** START OF STORED ROWS **
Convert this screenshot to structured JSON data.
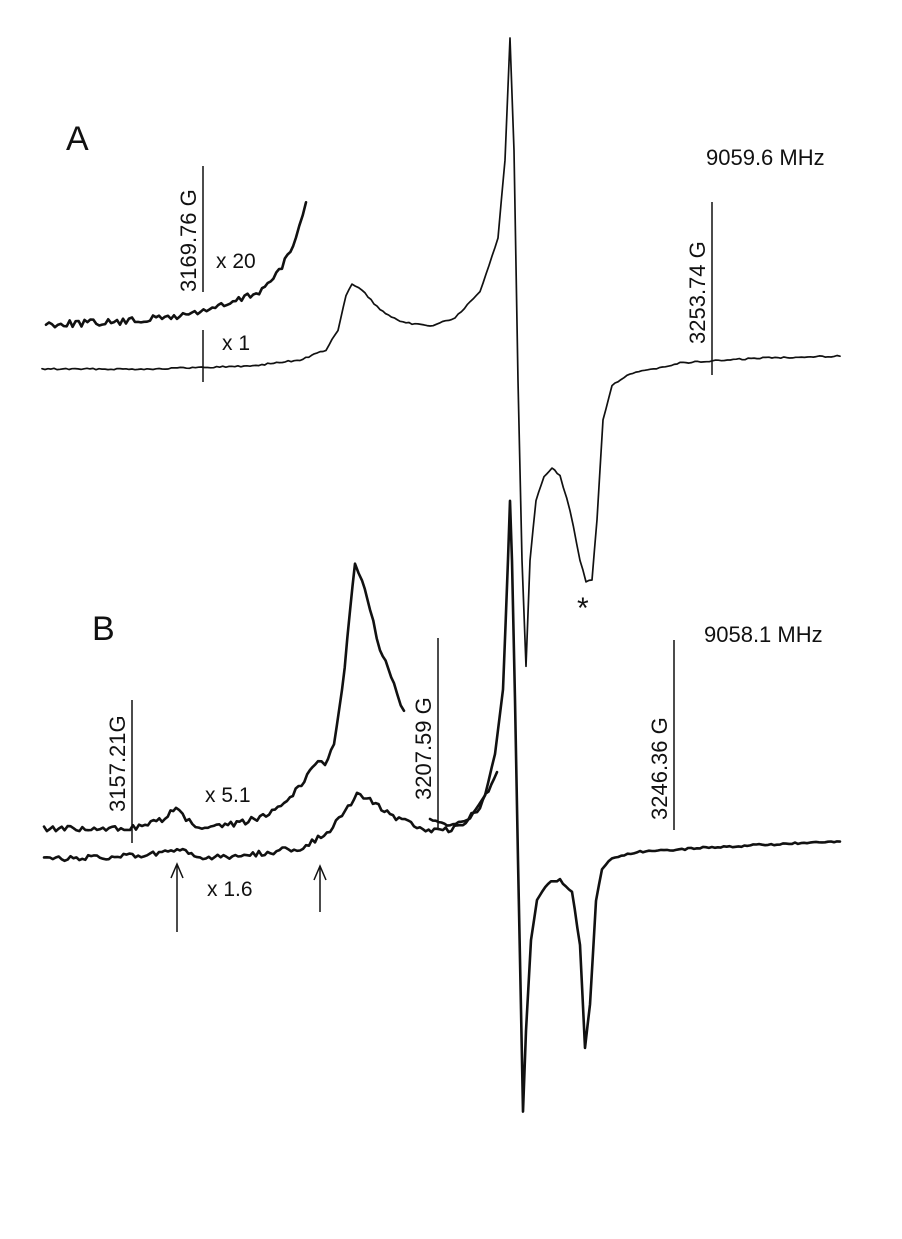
{
  "chart_data": {
    "type": "line",
    "title": "",
    "xlabel": "",
    "ylabel": "",
    "panels": [
      {
        "label": "A",
        "frequency": "9059.6 MHz",
        "field_markers": [
          {
            "label": "3169.76 G",
            "field_G": 3169.76
          },
          {
            "label": "3253.74 G",
            "field_G": 3253.74
          }
        ],
        "series": [
          {
            "name": "x 20",
            "gain_label": "x 20",
            "region": "low-field wing, rising toward the main line"
          },
          {
            "name": "x 1",
            "gain_label": "x 1",
            "features": [
              {
                "type": "positive peak"
              },
              {
                "type": "derivative crossing (main line)"
              },
              {
                "type": "negative peak",
                "marker": "*"
              }
            ]
          }
        ],
        "annotations": [
          {
            "text": "*",
            "meaning_shown": "marks negative peak of trace A"
          }
        ]
      },
      {
        "label": "B",
        "frequency": "9058.1 MHz",
        "field_markers": [
          {
            "label": "3157.21G",
            "field_G": 3157.21
          },
          {
            "label": "3207.59 G",
            "field_G": 3207.59
          },
          {
            "label": "3246.36 G",
            "field_G": 3246.36
          }
        ],
        "series": [
          {
            "name": "x 5.1",
            "gain_label": "x 5.1"
          },
          {
            "name": "x 1.6",
            "gain_label": "x 1.6"
          }
        ],
        "annotations": [
          {
            "text": "↑",
            "note": "arrow under weak feature near 3157 G"
          },
          {
            "text": "↑",
            "note": "arrow under shoulder before 3207 G region"
          }
        ]
      }
    ]
  }
}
** END OF STORED ROWS **
#### [WORK TO BE COMPLETED]
From the listing above, copy every line that holds the string "note".

#### [EXERCISE SOLUTION]
            "note": "arrow under weak feature near 3157 G"
            "note": "arrow under shoulder before 3207 G region"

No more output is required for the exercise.